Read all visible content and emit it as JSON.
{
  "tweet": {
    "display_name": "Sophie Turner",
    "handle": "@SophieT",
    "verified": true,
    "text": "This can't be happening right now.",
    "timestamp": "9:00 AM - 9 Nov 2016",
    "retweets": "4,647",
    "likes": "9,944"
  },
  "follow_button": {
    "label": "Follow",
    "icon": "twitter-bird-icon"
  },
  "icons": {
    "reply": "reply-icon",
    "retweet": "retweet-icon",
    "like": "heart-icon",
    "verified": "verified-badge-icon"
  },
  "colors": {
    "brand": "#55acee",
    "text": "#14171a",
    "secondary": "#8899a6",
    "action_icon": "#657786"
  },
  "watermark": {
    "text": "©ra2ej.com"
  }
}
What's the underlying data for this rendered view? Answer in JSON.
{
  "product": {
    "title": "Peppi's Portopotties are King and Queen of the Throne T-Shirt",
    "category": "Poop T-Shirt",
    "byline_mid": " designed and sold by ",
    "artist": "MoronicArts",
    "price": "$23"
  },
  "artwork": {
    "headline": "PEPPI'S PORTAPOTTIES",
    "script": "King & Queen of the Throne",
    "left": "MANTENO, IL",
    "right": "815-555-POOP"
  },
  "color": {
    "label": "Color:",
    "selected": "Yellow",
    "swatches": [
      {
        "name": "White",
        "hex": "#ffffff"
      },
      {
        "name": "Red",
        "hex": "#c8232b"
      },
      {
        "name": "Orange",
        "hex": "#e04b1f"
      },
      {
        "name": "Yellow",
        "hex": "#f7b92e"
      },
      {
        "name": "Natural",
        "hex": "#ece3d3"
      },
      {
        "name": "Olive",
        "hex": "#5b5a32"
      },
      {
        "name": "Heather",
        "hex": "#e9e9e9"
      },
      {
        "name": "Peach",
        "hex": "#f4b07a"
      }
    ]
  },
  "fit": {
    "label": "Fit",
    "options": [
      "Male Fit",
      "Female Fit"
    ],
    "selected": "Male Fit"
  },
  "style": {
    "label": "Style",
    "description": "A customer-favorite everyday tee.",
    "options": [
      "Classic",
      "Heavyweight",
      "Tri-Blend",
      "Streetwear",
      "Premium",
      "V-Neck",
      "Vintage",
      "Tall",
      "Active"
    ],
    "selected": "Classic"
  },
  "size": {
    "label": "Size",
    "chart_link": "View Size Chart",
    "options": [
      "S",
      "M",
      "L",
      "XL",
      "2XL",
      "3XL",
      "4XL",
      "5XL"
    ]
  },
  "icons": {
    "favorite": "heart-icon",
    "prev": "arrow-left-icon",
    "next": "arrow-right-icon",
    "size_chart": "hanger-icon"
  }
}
◇ ◇ ◇ ◇ ◇ ◇ ◇
▶ [What you have to do]: Copy out each line of the data containing the string "label".

▶ [Solution to the exercise]:
    "label": "Follow",
    "label": "Color:",
    "label": "Fit",
    "label": "Style",
    "label": "Size",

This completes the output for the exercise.